▶ _WHAT THIS TASK INVOLVES_
Provide an exact copy of the data, excluding the images.

▶ _GIVEN DATA_

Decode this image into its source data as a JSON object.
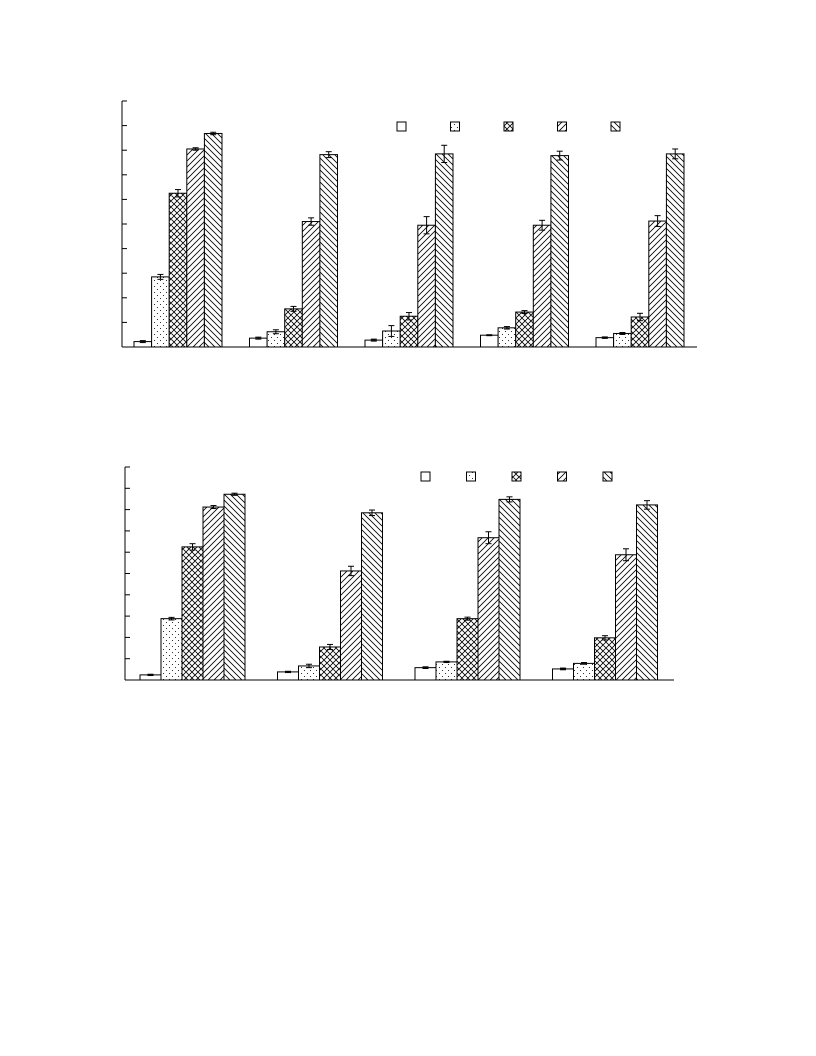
{
  "chart_data": [
    {
      "type": "bar",
      "title": "",
      "xlabel": "",
      "ylabel": "",
      "ylim": [
        0,
        10
      ],
      "yticks": 10,
      "categories": [
        "",
        "",
        "",
        "",
        ""
      ],
      "legend": {
        "placement": "top-right",
        "labels": [
          "",
          "",
          "",
          "",
          ""
        ]
      },
      "series": [
        {
          "pattern": "empty",
          "values": [
            0.22,
            0.36,
            0.28,
            0.48,
            0.38
          ],
          "errors": [
            0.04,
            0.04,
            0.04,
            0.02,
            0.03
          ]
        },
        {
          "pattern": "dots",
          "values": [
            2.85,
            0.62,
            0.65,
            0.78,
            0.55
          ],
          "errors": [
            0.1,
            0.08,
            0.22,
            0.05,
            0.04
          ]
        },
        {
          "pattern": "crosshatch",
          "values": [
            6.25,
            1.55,
            1.25,
            1.42,
            1.22
          ],
          "errors": [
            0.15,
            0.1,
            0.15,
            0.06,
            0.15
          ]
        },
        {
          "pattern": "diag-right",
          "values": [
            8.05,
            5.1,
            4.95,
            4.95,
            5.12
          ],
          "errors": [
            0.05,
            0.15,
            0.35,
            0.2,
            0.22
          ]
        },
        {
          "pattern": "diag-left",
          "values": [
            8.68,
            7.82,
            7.85,
            7.78,
            7.85
          ],
          "errors": [
            0.05,
            0.12,
            0.35,
            0.18,
            0.2
          ]
        }
      ]
    },
    {
      "type": "bar",
      "title": "",
      "xlabel": "",
      "ylabel": "",
      "ylim": [
        0,
        10
      ],
      "yticks": 10,
      "categories": [
        "",
        "",
        "",
        ""
      ],
      "legend": {
        "placement": "top-right",
        "labels": [
          "",
          "",
          "",
          "",
          ""
        ]
      },
      "series": [
        {
          "pattern": "empty",
          "values": [
            0.24,
            0.38,
            0.58,
            0.52
          ],
          "errors": [
            0.03,
            0.03,
            0.04,
            0.04
          ]
        },
        {
          "pattern": "dots",
          "values": [
            2.88,
            0.66,
            0.85,
            0.78
          ],
          "errors": [
            0.06,
            0.08,
            0.03,
            0.04
          ]
        },
        {
          "pattern": "crosshatch",
          "values": [
            6.25,
            1.55,
            2.88,
            1.98
          ],
          "errors": [
            0.15,
            0.12,
            0.07,
            0.1
          ]
        },
        {
          "pattern": "diag-right",
          "values": [
            8.12,
            5.12,
            6.68,
            5.88
          ],
          "errors": [
            0.07,
            0.22,
            0.28,
            0.28
          ]
        },
        {
          "pattern": "diag-left",
          "values": [
            8.72,
            7.85,
            8.48,
            8.22
          ],
          "errors": [
            0.05,
            0.13,
            0.12,
            0.2
          ]
        }
      ]
    }
  ]
}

▶ _THE OUTPUT_
Decode this image into its source data as a JSON object.
{
  "chart_data": [
    {
      "type": "bar",
      "title": "",
      "xlabel": "",
      "ylabel": "",
      "ylim": [
        0,
        10
      ],
      "yticks": 10,
      "categories": [
        "",
        "",
        "",
        "",
        ""
      ],
      "legend": {
        "placement": "top-right",
        "labels": [
          "",
          "",
          "",
          "",
          ""
        ]
      },
      "series": [
        {
          "pattern": "empty",
          "values": [
            0.22,
            0.36,
            0.28,
            0.48,
            0.38
          ],
          "errors": [
            0.04,
            0.04,
            0.04,
            0.02,
            0.03
          ]
        },
        {
          "pattern": "dots",
          "values": [
            2.85,
            0.62,
            0.65,
            0.78,
            0.55
          ],
          "errors": [
            0.1,
            0.08,
            0.22,
            0.05,
            0.04
          ]
        },
        {
          "pattern": "crosshatch",
          "values": [
            6.25,
            1.55,
            1.25,
            1.42,
            1.22
          ],
          "errors": [
            0.15,
            0.1,
            0.15,
            0.06,
            0.15
          ]
        },
        {
          "pattern": "diag-right",
          "values": [
            8.05,
            5.1,
            4.95,
            4.95,
            5.12
          ],
          "errors": [
            0.05,
            0.15,
            0.35,
            0.2,
            0.22
          ]
        },
        {
          "pattern": "diag-left",
          "values": [
            8.68,
            7.82,
            7.85,
            7.78,
            7.85
          ],
          "errors": [
            0.05,
            0.12,
            0.35,
            0.18,
            0.2
          ]
        }
      ]
    },
    {
      "type": "bar",
      "title": "",
      "xlabel": "",
      "ylabel": "",
      "ylim": [
        0,
        10
      ],
      "yticks": 10,
      "categories": [
        "",
        "",
        "",
        ""
      ],
      "legend": {
        "placement": "top-right",
        "labels": [
          "",
          "",
          "",
          "",
          ""
        ]
      },
      "series": [
        {
          "pattern": "empty",
          "values": [
            0.24,
            0.38,
            0.58,
            0.52
          ],
          "errors": [
            0.03,
            0.03,
            0.04,
            0.04
          ]
        },
        {
          "pattern": "dots",
          "values": [
            2.88,
            0.66,
            0.85,
            0.78
          ],
          "errors": [
            0.06,
            0.08,
            0.03,
            0.04
          ]
        },
        {
          "pattern": "crosshatch",
          "values": [
            6.25,
            1.55,
            2.88,
            1.98
          ],
          "errors": [
            0.15,
            0.12,
            0.07,
            0.1
          ]
        },
        {
          "pattern": "diag-right",
          "values": [
            8.12,
            5.12,
            6.68,
            5.88
          ],
          "errors": [
            0.07,
            0.22,
            0.28,
            0.28
          ]
        },
        {
          "pattern": "diag-left",
          "values": [
            8.72,
            7.85,
            8.48,
            8.22
          ],
          "errors": [
            0.05,
            0.13,
            0.12,
            0.2
          ]
        }
      ]
    }
  ]
}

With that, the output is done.